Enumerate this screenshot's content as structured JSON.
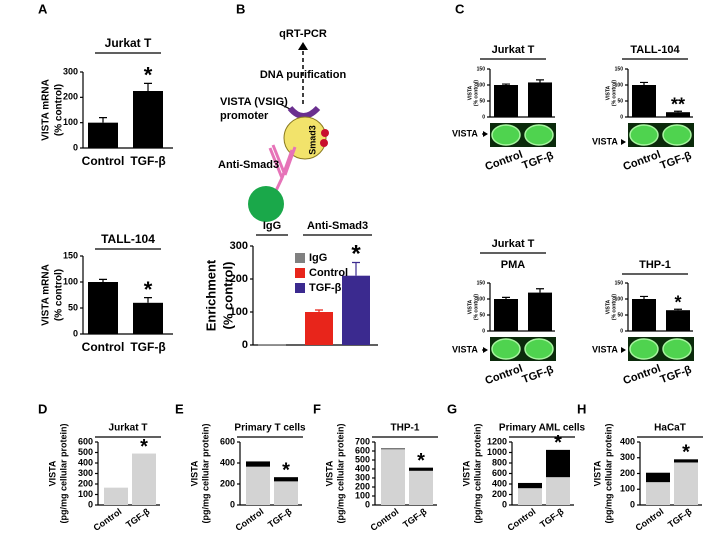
{
  "diagram": {
    "qrt_pcr": "qRT-PCR",
    "dna_purification": "DNA purification",
    "promoter": [
      "VISTA (VSIG)",
      "promoter"
    ],
    "protein": "Smad3",
    "antibody": "Anti-Smad3"
  },
  "chart_data": [
    {
      "panel": "A",
      "type": "bar",
      "title": "Jurkat T",
      "ylabel": [
        "VISTA mRNA",
        "(% control)"
      ],
      "categories": [
        "Control",
        "TGF-β"
      ],
      "values": [
        100,
        225
      ],
      "errors": [
        20,
        30
      ],
      "significance": [
        null,
        "*"
      ],
      "color": "#000000",
      "ylim": [
        0,
        300
      ],
      "yticks": [
        0,
        100,
        200,
        300
      ]
    },
    {
      "type": "bar",
      "title": "TALL-104",
      "ylabel": [
        "VISTA mRNA",
        "(% control)"
      ],
      "categories": [
        "Control",
        "TGF-β"
      ],
      "values": [
        100,
        60
      ],
      "errors": [
        5,
        10
      ],
      "significance": [
        null,
        "*"
      ],
      "color": "#000000",
      "ylim": [
        0,
        150
      ],
      "yticks": [
        0,
        50,
        100,
        150
      ]
    },
    {
      "panel": "B",
      "type": "bar",
      "ylabel": [
        "Enrichment",
        "(% control)"
      ],
      "categories": [
        "IgG",
        "Control",
        "TGF-β"
      ],
      "values": [
        2,
        100,
        210
      ],
      "errors": [
        null,
        6,
        40
      ],
      "significance": [
        null,
        null,
        "*"
      ],
      "colors": [
        "#808080",
        "#e8251b",
        "#3b2a8f"
      ],
      "groups": [
        "IgG",
        "Anti-Smad3"
      ],
      "legend": "top-left",
      "ylim": [
        0,
        300
      ],
      "yticks": [
        0,
        100,
        200,
        300
      ]
    },
    {
      "panel": "C",
      "type": "bar",
      "title": "Jurkat T",
      "ylabel": [
        "VISTA",
        "(% control)"
      ],
      "categories": [
        "Control",
        "TGF-β"
      ],
      "values": [
        100,
        108
      ],
      "errors": [
        3,
        8
      ],
      "significance": [
        null,
        null
      ],
      "color": "#000000",
      "ylim": [
        0,
        150
      ],
      "yticks": [
        0,
        50,
        100,
        150
      ],
      "blot_label": "VISTA"
    },
    {
      "type": "bar",
      "title": "TALL-104",
      "ylabel": [
        "VISTA",
        "(% control)"
      ],
      "categories": [
        "Control",
        "TGF-β"
      ],
      "values": [
        100,
        15
      ],
      "errors": [
        8,
        3
      ],
      "significance": [
        null,
        "**"
      ],
      "color": "#000000",
      "ylim": [
        0,
        150
      ],
      "yticks": [
        0,
        50,
        100,
        150
      ],
      "blot_label": "VISTA"
    },
    {
      "type": "bar",
      "title": "Jurkat T",
      "subtitle": "PMA",
      "ylabel": [
        "VISTA",
        "(% control)"
      ],
      "categories": [
        "Control",
        "TGF-β"
      ],
      "values": [
        100,
        120
      ],
      "errors": [
        5,
        12
      ],
      "significance": [
        null,
        null
      ],
      "color": "#000000",
      "ylim": [
        0,
        150
      ],
      "yticks": [
        0,
        50,
        100,
        150
      ],
      "blot_label": "VISTA"
    },
    {
      "type": "bar",
      "title": "THP-1",
      "ylabel": [
        "VISTA",
        "(% control)"
      ],
      "categories": [
        "Control",
        "TGF-β"
      ],
      "values": [
        100,
        65
      ],
      "errors": [
        8,
        3
      ],
      "significance": [
        null,
        "*"
      ],
      "color": "#000000",
      "ylim": [
        0,
        150
      ],
      "yticks": [
        0,
        50,
        100,
        150
      ],
      "blot_label": "VISTA"
    },
    {
      "panel": "D",
      "type": "stacked-bar",
      "title": "Jurkat T",
      "ylabel": [
        "VISTA",
        "(pg/mg cellular protein)"
      ],
      "categories": [
        "Control",
        "TGF-β"
      ],
      "series": [
        {
          "color": "#d3d3d3",
          "values": [
            165,
            490
          ]
        }
      ],
      "significance": [
        null,
        "*"
      ],
      "ylim": [
        0,
        600
      ],
      "yticks": [
        0,
        100,
        200,
        300,
        400,
        500,
        600
      ]
    },
    {
      "panel": "E",
      "type": "stacked-bar",
      "title": "Primary T cells",
      "ylabel": [
        "VISTA",
        "(pg/mg cellular protein)"
      ],
      "categories": [
        "Control",
        "TGF-β"
      ],
      "series": [
        {
          "color": "#d3d3d3",
          "values": [
            365,
            225
          ]
        },
        {
          "color": "#000000",
          "values": [
            50,
            40
          ]
        }
      ],
      "significance": [
        null,
        "*"
      ],
      "ylim": [
        0,
        600
      ],
      "yticks": [
        0,
        200,
        400,
        600
      ]
    },
    {
      "panel": "F",
      "type": "stacked-bar",
      "title": "THP-1",
      "ylabel": [
        "VISTA",
        "(pg/mg cellular protein)"
      ],
      "categories": [
        "Control",
        "TGF-β"
      ],
      "series": [
        {
          "color": "#d3d3d3",
          "values": [
            620,
            380
          ]
        },
        {
          "color": "#000000",
          "values": [
            8,
            35
          ]
        }
      ],
      "significance": [
        null,
        "*"
      ],
      "ylim": [
        0,
        700
      ],
      "yticks": [
        0,
        100,
        200,
        300,
        400,
        500,
        600,
        700
      ]
    },
    {
      "panel": "G",
      "type": "stacked-bar",
      "title": "Primary AML cells",
      "ylabel": [
        "VISTA",
        "(pg/mg cellular protein)"
      ],
      "categories": [
        "Control",
        "TGF-β"
      ],
      "series": [
        {
          "color": "#d3d3d3",
          "values": [
            320,
            530
          ]
        },
        {
          "color": "#000000",
          "values": [
            100,
            520
          ]
        }
      ],
      "significance": [
        null,
        "*"
      ],
      "ylim": [
        0,
        1200
      ],
      "yticks": [
        0,
        200,
        400,
        600,
        800,
        1000,
        1200
      ]
    },
    {
      "panel": "H",
      "type": "stacked-bar",
      "title": "HaCaT",
      "ylabel": [
        "VISTA",
        "(pg/mg cellular protein)"
      ],
      "categories": [
        "Control",
        "TGF-β"
      ],
      "series": [
        {
          "color": "#d3d3d3",
          "values": [
            145,
            270
          ]
        },
        {
          "color": "#000000",
          "values": [
            60,
            20
          ]
        }
      ],
      "significance": [
        null,
        "*"
      ],
      "ylim": [
        0,
        400
      ],
      "yticks": [
        0,
        100,
        200,
        300,
        400
      ]
    }
  ]
}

### What this task involves
The entries above need to be repeated word for word, minus their pictures.

### Finished task
Enumerate this screenshot's content as structured JSON.
{
  "diagram": {
    "qrt_pcr": "qRT-PCR",
    "dna_purification": "DNA purification",
    "promoter": [
      "VISTA (VSIG)",
      "promoter"
    ],
    "protein": "Smad3",
    "antibody": "Anti-Smad3"
  },
  "chart_data": [
    {
      "panel": "A",
      "type": "bar",
      "title": "Jurkat T",
      "ylabel": [
        "VISTA mRNA",
        "(% control)"
      ],
      "categories": [
        "Control",
        "TGF-β"
      ],
      "values": [
        100,
        225
      ],
      "errors": [
        20,
        30
      ],
      "significance": [
        null,
        "*"
      ],
      "color": "#000000",
      "ylim": [
        0,
        300
      ],
      "yticks": [
        0,
        100,
        200,
        300
      ]
    },
    {
      "type": "bar",
      "title": "TALL-104",
      "ylabel": [
        "VISTA mRNA",
        "(% control)"
      ],
      "categories": [
        "Control",
        "TGF-β"
      ],
      "values": [
        100,
        60
      ],
      "errors": [
        5,
        10
      ],
      "significance": [
        null,
        "*"
      ],
      "color": "#000000",
      "ylim": [
        0,
        150
      ],
      "yticks": [
        0,
        50,
        100,
        150
      ]
    },
    {
      "panel": "B",
      "type": "bar",
      "ylabel": [
        "Enrichment",
        "(% control)"
      ],
      "categories": [
        "IgG",
        "Control",
        "TGF-β"
      ],
      "values": [
        2,
        100,
        210
      ],
      "errors": [
        null,
        6,
        40
      ],
      "significance": [
        null,
        null,
        "*"
      ],
      "colors": [
        "#808080",
        "#e8251b",
        "#3b2a8f"
      ],
      "groups": [
        "IgG",
        "Anti-Smad3"
      ],
      "legend": "top-left",
      "ylim": [
        0,
        300
      ],
      "yticks": [
        0,
        100,
        200,
        300
      ]
    },
    {
      "panel": "C",
      "type": "bar",
      "title": "Jurkat T",
      "ylabel": [
        "VISTA",
        "(% control)"
      ],
      "categories": [
        "Control",
        "TGF-β"
      ],
      "values": [
        100,
        108
      ],
      "errors": [
        3,
        8
      ],
      "significance": [
        null,
        null
      ],
      "color": "#000000",
      "ylim": [
        0,
        150
      ],
      "yticks": [
        0,
        50,
        100,
        150
      ],
      "blot_label": "VISTA"
    },
    {
      "type": "bar",
      "title": "TALL-104",
      "ylabel": [
        "VISTA",
        "(% control)"
      ],
      "categories": [
        "Control",
        "TGF-β"
      ],
      "values": [
        100,
        15
      ],
      "errors": [
        8,
        3
      ],
      "significance": [
        null,
        "**"
      ],
      "color": "#000000",
      "ylim": [
        0,
        150
      ],
      "yticks": [
        0,
        50,
        100,
        150
      ],
      "blot_label": "VISTA"
    },
    {
      "type": "bar",
      "title": "Jurkat T",
      "subtitle": "PMA",
      "ylabel": [
        "VISTA",
        "(% control)"
      ],
      "categories": [
        "Control",
        "TGF-β"
      ],
      "values": [
        100,
        120
      ],
      "errors": [
        5,
        12
      ],
      "significance": [
        null,
        null
      ],
      "color": "#000000",
      "ylim": [
        0,
        150
      ],
      "yticks": [
        0,
        50,
        100,
        150
      ],
      "blot_label": "VISTA"
    },
    {
      "type": "bar",
      "title": "THP-1",
      "ylabel": [
        "VISTA",
        "(% control)"
      ],
      "categories": [
        "Control",
        "TGF-β"
      ],
      "values": [
        100,
        65
      ],
      "errors": [
        8,
        3
      ],
      "significance": [
        null,
        "*"
      ],
      "color": "#000000",
      "ylim": [
        0,
        150
      ],
      "yticks": [
        0,
        50,
        100,
        150
      ],
      "blot_label": "VISTA"
    },
    {
      "panel": "D",
      "type": "stacked-bar",
      "title": "Jurkat T",
      "ylabel": [
        "VISTA",
        "(pg/mg cellular protein)"
      ],
      "categories": [
        "Control",
        "TGF-β"
      ],
      "series": [
        {
          "color": "#d3d3d3",
          "values": [
            165,
            490
          ]
        }
      ],
      "significance": [
        null,
        "*"
      ],
      "ylim": [
        0,
        600
      ],
      "yticks": [
        0,
        100,
        200,
        300,
        400,
        500,
        600
      ]
    },
    {
      "panel": "E",
      "type": "stacked-bar",
      "title": "Primary T cells",
      "ylabel": [
        "VISTA",
        "(pg/mg cellular protein)"
      ],
      "categories": [
        "Control",
        "TGF-β"
      ],
      "series": [
        {
          "color": "#d3d3d3",
          "values": [
            365,
            225
          ]
        },
        {
          "color": "#000000",
          "values": [
            50,
            40
          ]
        }
      ],
      "significance": [
        null,
        "*"
      ],
      "ylim": [
        0,
        600
      ],
      "yticks": [
        0,
        200,
        400,
        600
      ]
    },
    {
      "panel": "F",
      "type": "stacked-bar",
      "title": "THP-1",
      "ylabel": [
        "VISTA",
        "(pg/mg cellular protein)"
      ],
      "categories": [
        "Control",
        "TGF-β"
      ],
      "series": [
        {
          "color": "#d3d3d3",
          "values": [
            620,
            380
          ]
        },
        {
          "color": "#000000",
          "values": [
            8,
            35
          ]
        }
      ],
      "significance": [
        null,
        "*"
      ],
      "ylim": [
        0,
        700
      ],
      "yticks": [
        0,
        100,
        200,
        300,
        400,
        500,
        600,
        700
      ]
    },
    {
      "panel": "G",
      "type": "stacked-bar",
      "title": "Primary AML cells",
      "ylabel": [
        "VISTA",
        "(pg/mg cellular protein)"
      ],
      "categories": [
        "Control",
        "TGF-β"
      ],
      "series": [
        {
          "color": "#d3d3d3",
          "values": [
            320,
            530
          ]
        },
        {
          "color": "#000000",
          "values": [
            100,
            520
          ]
        }
      ],
      "significance": [
        null,
        "*"
      ],
      "ylim": [
        0,
        1200
      ],
      "yticks": [
        0,
        200,
        400,
        600,
        800,
        1000,
        1200
      ]
    },
    {
      "panel": "H",
      "type": "stacked-bar",
      "title": "HaCaT",
      "ylabel": [
        "VISTA",
        "(pg/mg cellular protein)"
      ],
      "categories": [
        "Control",
        "TGF-β"
      ],
      "series": [
        {
          "color": "#d3d3d3",
          "values": [
            145,
            270
          ]
        },
        {
          "color": "#000000",
          "values": [
            60,
            20
          ]
        }
      ],
      "significance": [
        null,
        "*"
      ],
      "ylim": [
        0,
        400
      ],
      "yticks": [
        0,
        100,
        200,
        300,
        400
      ]
    }
  ]
}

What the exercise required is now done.